(Dataset rows about figures)
------------------------------------

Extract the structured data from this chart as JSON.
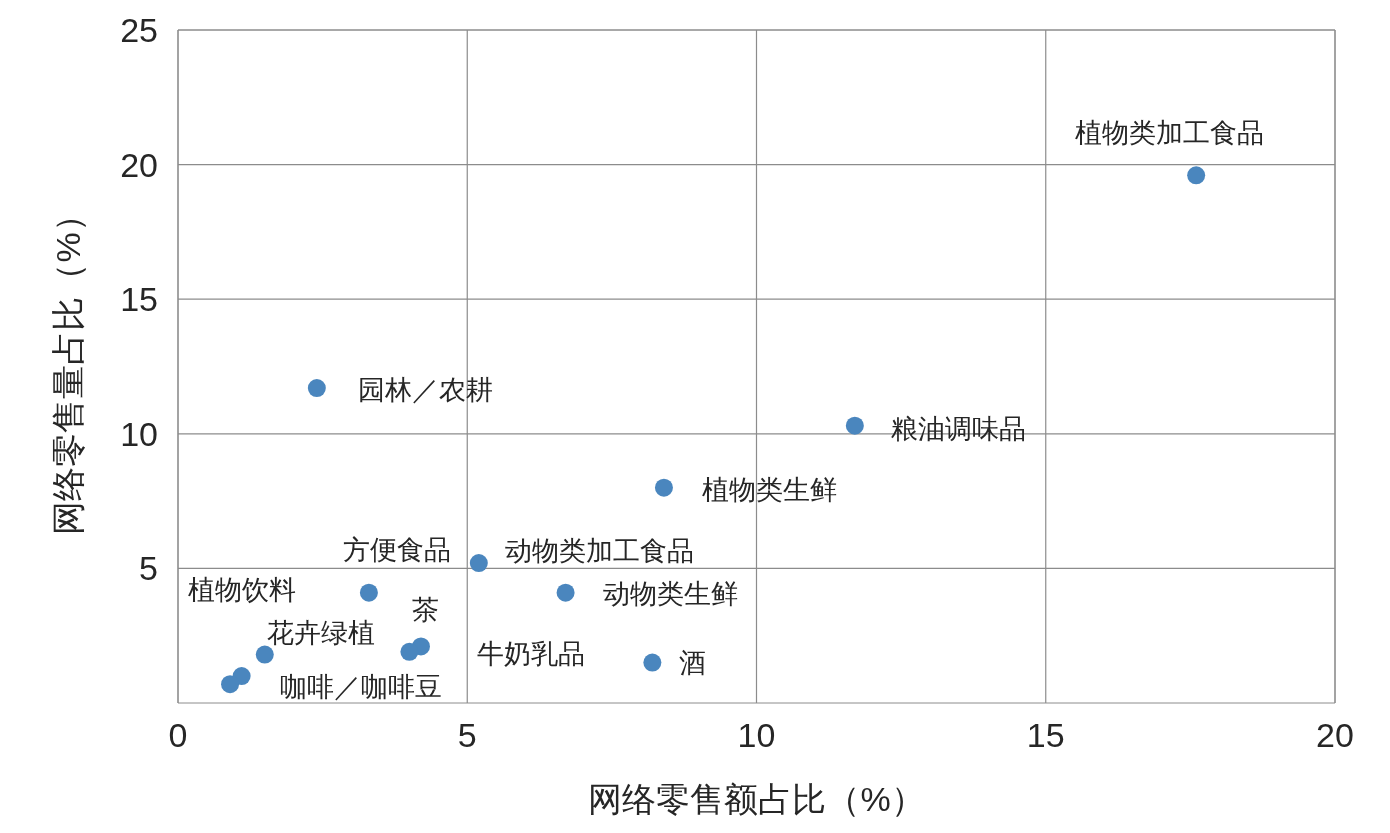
{
  "chart_data": {
    "type": "scatter",
    "xlabel": "网络零售额占比（%）",
    "ylabel": "网络零售量占比（%）",
    "x": [
      17.6,
      11.7,
      8.4,
      2.4,
      5.2,
      6.7,
      3.3,
      1.1,
      1.5,
      4.2,
      4.0,
      8.2,
      0.9
    ],
    "values": [
      19.6,
      10.3,
      8.0,
      11.7,
      5.2,
      4.1,
      4.1,
      1.0,
      1.8,
      2.1,
      1.9,
      1.5,
      0.7
    ],
    "color": "#4a86be",
    "marker": "circle",
    "xlim": [
      0,
      20
    ],
    "ylim": [
      0,
      25
    ],
    "xticks": [
      0,
      5,
      10,
      15,
      20
    ],
    "yticks": [
      5,
      10,
      15,
      20,
      25
    ],
    "grid": true,
    "annotations": [
      {
        "text": "植物类加工食品",
        "x": 17.6,
        "y": 19.6
      },
      {
        "text": "粮油调味品",
        "x": 11.7,
        "y": 10.3
      },
      {
        "text": "植物类生鲜",
        "x": 8.4,
        "y": 8.0
      },
      {
        "text": "园林／农耕",
        "x": 2.4,
        "y": 11.7
      },
      {
        "text": "动物类加工食品",
        "x": 5.2,
        "y": 5.2
      },
      {
        "text": "动物类生鲜",
        "x": 6.7,
        "y": 4.1
      },
      {
        "text": "方便食品",
        "x": 3.3,
        "y": 4.1
      },
      {
        "text": "植物饮料",
        "x": 1.1,
        "y": 1.0
      },
      {
        "text": "花卉绿植",
        "x": 1.5,
        "y": 1.8
      },
      {
        "text": "茶",
        "x": 4.2,
        "y": 2.1
      },
      {
        "text": "牛奶乳品",
        "x": 4.0,
        "y": 1.9
      },
      {
        "text": "酒",
        "x": 8.2,
        "y": 1.5
      },
      {
        "text": "咖啡／咖啡豆",
        "x": 0.9,
        "y": 0.7
      }
    ]
  }
}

------------------------------------

## [SHORT PROBLEM]
Return all the entries word for word, but omit any pictures they contain.

## [TASK OUTPUT]
Extract the structured data from this chart as JSON.
{
  "chart_data": {
    "type": "scatter",
    "xlabel": "网络零售额占比（%）",
    "ylabel": "网络零售量占比（%）",
    "x": [
      17.6,
      11.7,
      8.4,
      2.4,
      5.2,
      6.7,
      3.3,
      1.1,
      1.5,
      4.2,
      4.0,
      8.2,
      0.9
    ],
    "values": [
      19.6,
      10.3,
      8.0,
      11.7,
      5.2,
      4.1,
      4.1,
      1.0,
      1.8,
      2.1,
      1.9,
      1.5,
      0.7
    ],
    "color": "#4a86be",
    "marker": "circle",
    "xlim": [
      0,
      20
    ],
    "ylim": [
      0,
      25
    ],
    "xticks": [
      0,
      5,
      10,
      15,
      20
    ],
    "yticks": [
      5,
      10,
      15,
      20,
      25
    ],
    "grid": true,
    "annotations": [
      {
        "text": "植物类加工食品",
        "x": 17.6,
        "y": 19.6
      },
      {
        "text": "粮油调味品",
        "x": 11.7,
        "y": 10.3
      },
      {
        "text": "植物类生鲜",
        "x": 8.4,
        "y": 8.0
      },
      {
        "text": "园林／农耕",
        "x": 2.4,
        "y": 11.7
      },
      {
        "text": "动物类加工食品",
        "x": 5.2,
        "y": 5.2
      },
      {
        "text": "动物类生鲜",
        "x": 6.7,
        "y": 4.1
      },
      {
        "text": "方便食品",
        "x": 3.3,
        "y": 4.1
      },
      {
        "text": "植物饮料",
        "x": 1.1,
        "y": 1.0
      },
      {
        "text": "花卉绿植",
        "x": 1.5,
        "y": 1.8
      },
      {
        "text": "茶",
        "x": 4.2,
        "y": 2.1
      },
      {
        "text": "牛奶乳品",
        "x": 4.0,
        "y": 1.9
      },
      {
        "text": "酒",
        "x": 8.2,
        "y": 1.5
      },
      {
        "text": "咖啡／咖啡豆",
        "x": 0.9,
        "y": 0.7
      }
    ]
  }
}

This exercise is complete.